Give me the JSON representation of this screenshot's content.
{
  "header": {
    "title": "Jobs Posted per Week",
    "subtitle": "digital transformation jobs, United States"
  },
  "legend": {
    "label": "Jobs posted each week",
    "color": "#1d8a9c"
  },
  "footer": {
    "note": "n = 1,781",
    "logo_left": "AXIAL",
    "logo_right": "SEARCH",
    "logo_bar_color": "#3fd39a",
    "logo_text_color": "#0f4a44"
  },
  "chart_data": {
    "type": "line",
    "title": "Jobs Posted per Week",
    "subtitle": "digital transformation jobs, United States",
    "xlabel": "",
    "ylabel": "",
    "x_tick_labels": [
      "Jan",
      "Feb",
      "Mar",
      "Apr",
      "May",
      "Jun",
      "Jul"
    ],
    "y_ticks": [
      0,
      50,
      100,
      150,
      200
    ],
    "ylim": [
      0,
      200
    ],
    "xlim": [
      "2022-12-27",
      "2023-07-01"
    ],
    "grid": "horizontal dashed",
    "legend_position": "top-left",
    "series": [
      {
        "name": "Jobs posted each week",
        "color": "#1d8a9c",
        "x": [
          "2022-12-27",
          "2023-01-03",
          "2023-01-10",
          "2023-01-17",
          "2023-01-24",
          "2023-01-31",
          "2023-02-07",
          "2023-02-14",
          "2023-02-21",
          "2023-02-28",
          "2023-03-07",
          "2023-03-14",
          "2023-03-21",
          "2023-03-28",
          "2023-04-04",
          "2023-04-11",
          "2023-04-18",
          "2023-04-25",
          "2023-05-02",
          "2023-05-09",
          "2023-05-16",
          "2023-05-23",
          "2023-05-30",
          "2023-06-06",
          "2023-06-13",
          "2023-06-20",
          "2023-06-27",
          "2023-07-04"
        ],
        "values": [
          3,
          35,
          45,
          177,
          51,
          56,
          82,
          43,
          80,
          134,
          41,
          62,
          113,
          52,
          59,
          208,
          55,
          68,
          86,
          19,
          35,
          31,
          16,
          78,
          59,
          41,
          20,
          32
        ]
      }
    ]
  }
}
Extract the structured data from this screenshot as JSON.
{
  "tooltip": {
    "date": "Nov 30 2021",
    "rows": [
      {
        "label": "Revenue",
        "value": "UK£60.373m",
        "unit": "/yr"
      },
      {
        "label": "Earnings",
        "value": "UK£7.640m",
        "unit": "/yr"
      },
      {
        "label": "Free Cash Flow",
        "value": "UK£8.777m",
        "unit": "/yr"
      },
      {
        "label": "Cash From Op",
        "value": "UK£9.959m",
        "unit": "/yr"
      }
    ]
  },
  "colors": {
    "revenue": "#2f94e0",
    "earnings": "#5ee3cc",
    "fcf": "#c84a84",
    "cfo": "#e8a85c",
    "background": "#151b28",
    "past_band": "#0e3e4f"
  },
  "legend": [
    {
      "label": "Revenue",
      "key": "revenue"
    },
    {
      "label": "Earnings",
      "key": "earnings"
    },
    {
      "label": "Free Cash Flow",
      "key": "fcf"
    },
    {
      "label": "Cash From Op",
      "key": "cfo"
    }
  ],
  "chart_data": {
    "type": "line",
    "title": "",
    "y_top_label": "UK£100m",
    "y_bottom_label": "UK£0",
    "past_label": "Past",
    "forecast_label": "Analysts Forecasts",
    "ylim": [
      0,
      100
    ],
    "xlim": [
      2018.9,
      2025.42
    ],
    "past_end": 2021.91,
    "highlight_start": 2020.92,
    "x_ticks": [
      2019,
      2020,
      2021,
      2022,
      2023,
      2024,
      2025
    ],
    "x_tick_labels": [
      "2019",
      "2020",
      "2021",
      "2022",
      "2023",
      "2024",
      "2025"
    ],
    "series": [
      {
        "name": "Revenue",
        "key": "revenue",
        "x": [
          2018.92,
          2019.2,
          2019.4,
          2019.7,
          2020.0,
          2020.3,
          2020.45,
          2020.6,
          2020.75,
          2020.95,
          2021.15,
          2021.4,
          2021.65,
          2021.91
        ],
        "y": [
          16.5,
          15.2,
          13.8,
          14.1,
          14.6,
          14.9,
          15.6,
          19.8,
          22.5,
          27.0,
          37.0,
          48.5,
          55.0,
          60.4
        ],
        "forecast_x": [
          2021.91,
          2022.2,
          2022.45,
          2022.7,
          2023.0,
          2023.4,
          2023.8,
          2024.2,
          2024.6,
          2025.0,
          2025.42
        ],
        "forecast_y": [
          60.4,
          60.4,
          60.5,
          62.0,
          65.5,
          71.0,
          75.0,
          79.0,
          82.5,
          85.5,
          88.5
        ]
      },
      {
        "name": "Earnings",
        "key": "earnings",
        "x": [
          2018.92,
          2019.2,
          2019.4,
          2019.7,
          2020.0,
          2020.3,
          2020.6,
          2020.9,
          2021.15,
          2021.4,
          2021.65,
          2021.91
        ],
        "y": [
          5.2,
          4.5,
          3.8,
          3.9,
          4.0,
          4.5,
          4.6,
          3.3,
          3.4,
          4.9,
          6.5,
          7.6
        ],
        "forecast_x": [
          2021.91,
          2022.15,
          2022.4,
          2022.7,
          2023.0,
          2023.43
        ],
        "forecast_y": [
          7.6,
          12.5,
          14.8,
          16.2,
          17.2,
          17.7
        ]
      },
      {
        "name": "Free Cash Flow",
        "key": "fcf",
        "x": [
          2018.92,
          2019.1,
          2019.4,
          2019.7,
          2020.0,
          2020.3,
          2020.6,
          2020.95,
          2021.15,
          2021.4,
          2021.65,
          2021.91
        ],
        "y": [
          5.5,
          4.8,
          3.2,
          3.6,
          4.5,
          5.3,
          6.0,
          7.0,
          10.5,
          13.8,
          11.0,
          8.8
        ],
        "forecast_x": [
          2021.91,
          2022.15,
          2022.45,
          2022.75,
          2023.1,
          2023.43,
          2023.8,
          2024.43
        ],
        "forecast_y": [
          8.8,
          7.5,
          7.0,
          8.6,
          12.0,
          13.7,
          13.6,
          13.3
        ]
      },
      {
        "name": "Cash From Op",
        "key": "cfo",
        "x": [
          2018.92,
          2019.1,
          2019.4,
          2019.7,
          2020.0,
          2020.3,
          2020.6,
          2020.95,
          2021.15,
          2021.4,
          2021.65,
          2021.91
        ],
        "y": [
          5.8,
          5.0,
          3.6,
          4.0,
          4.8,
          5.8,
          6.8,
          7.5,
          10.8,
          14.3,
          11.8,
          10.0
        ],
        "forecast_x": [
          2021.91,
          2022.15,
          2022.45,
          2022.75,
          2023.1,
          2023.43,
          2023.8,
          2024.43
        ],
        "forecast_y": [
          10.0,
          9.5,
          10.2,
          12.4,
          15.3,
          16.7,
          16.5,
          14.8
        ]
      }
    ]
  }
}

━━━━

Instruction =>
Isolate each line of the listing above that includes "screenshot". Copy it.

The output =>
Give me the JSON representation of this screenshot's content.
Extract the structured data from this screenshot as JSON.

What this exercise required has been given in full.